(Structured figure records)
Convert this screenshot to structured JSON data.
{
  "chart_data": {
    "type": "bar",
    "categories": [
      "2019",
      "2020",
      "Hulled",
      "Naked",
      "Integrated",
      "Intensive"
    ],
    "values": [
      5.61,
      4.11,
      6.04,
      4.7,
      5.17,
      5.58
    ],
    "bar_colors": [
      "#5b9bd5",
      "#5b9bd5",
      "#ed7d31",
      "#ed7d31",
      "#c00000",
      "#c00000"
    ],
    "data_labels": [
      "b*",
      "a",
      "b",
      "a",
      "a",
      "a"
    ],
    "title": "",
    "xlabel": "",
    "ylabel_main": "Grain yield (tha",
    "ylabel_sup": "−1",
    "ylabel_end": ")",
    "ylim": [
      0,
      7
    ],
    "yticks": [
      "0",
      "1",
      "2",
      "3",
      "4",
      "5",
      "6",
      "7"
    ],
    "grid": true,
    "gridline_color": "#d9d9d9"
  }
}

#### [EXERCISE TASK]
Repeat the listing above without any change.

#### [THE RESULT]
Convert this screenshot to structured JSON data.
{
  "chart_data": {
    "type": "bar",
    "categories": [
      "2019",
      "2020",
      "Hulled",
      "Naked",
      "Integrated",
      "Intensive"
    ],
    "values": [
      5.61,
      4.11,
      6.04,
      4.7,
      5.17,
      5.58
    ],
    "bar_colors": [
      "#5b9bd5",
      "#5b9bd5",
      "#ed7d31",
      "#ed7d31",
      "#c00000",
      "#c00000"
    ],
    "data_labels": [
      "b*",
      "a",
      "b",
      "a",
      "a",
      "a"
    ],
    "title": "",
    "xlabel": "",
    "ylabel_main": "Grain yield (tha",
    "ylabel_sup": "−1",
    "ylabel_end": ")",
    "ylim": [
      0,
      7
    ],
    "yticks": [
      "0",
      "1",
      "2",
      "3",
      "4",
      "5",
      "6",
      "7"
    ],
    "grid": true,
    "gridline_color": "#d9d9d9"
  }
}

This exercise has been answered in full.